- [Data]
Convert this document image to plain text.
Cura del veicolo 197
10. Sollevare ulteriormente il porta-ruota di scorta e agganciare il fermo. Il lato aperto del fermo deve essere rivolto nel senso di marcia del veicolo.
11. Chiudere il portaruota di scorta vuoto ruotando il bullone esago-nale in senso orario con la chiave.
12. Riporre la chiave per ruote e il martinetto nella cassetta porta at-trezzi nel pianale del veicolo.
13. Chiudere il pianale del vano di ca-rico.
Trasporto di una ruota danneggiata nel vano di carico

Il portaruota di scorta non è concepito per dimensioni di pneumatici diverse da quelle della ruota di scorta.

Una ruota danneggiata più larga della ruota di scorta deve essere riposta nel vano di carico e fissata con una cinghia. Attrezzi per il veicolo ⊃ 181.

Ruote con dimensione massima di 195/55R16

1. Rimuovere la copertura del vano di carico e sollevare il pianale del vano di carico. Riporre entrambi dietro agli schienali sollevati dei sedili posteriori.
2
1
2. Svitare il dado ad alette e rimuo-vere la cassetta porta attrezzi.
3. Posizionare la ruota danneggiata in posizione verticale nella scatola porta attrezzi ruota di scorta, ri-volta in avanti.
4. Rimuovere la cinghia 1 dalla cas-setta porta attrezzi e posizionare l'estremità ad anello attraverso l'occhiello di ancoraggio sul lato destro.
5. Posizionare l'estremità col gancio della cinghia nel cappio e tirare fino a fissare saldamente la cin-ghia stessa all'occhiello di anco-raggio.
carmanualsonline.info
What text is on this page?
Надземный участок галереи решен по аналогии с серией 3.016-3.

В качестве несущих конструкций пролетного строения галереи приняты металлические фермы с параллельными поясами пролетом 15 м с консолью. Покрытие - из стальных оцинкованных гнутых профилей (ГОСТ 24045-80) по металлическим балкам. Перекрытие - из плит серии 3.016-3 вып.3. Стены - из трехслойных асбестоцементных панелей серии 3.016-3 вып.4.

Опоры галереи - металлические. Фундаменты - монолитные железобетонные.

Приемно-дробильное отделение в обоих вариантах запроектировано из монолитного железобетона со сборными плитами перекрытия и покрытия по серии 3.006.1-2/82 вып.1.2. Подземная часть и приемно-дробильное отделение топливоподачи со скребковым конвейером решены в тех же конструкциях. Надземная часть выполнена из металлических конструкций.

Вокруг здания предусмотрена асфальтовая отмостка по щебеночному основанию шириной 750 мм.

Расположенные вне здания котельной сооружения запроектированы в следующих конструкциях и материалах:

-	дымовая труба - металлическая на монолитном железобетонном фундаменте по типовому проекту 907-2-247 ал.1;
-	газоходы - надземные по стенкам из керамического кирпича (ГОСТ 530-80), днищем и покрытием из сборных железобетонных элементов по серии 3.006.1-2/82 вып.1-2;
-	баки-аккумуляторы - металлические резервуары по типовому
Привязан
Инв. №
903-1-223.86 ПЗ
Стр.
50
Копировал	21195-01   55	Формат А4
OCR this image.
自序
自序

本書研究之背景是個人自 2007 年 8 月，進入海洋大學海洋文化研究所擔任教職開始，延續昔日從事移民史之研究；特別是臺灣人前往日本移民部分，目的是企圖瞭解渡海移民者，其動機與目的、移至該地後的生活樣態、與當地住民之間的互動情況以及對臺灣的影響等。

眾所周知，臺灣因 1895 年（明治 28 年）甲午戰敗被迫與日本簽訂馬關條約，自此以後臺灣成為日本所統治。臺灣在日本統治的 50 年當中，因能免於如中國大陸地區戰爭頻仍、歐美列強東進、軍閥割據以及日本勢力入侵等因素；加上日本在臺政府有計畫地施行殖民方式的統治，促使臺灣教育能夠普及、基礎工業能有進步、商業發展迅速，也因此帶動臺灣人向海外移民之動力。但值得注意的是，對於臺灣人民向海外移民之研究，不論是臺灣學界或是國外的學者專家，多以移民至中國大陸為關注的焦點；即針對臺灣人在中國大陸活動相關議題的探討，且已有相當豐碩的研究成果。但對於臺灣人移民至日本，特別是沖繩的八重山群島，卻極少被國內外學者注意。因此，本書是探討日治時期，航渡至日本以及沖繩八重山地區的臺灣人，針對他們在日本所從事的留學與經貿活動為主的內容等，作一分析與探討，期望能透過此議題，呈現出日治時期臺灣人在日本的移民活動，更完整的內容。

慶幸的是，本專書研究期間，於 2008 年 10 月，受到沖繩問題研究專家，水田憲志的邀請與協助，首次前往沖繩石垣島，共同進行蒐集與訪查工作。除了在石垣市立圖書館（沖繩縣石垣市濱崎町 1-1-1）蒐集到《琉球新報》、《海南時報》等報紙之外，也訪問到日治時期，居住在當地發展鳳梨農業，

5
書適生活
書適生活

- [Goal] Pull every line containing the word "Chiudere" out of the material.

- [Exercise response]
11. Chiudere il portaruota di scorta vuoto ruotando il bullone esago-nale in senso orario con la chiave.
13. Chiudere il pianale del vano di ca-rico.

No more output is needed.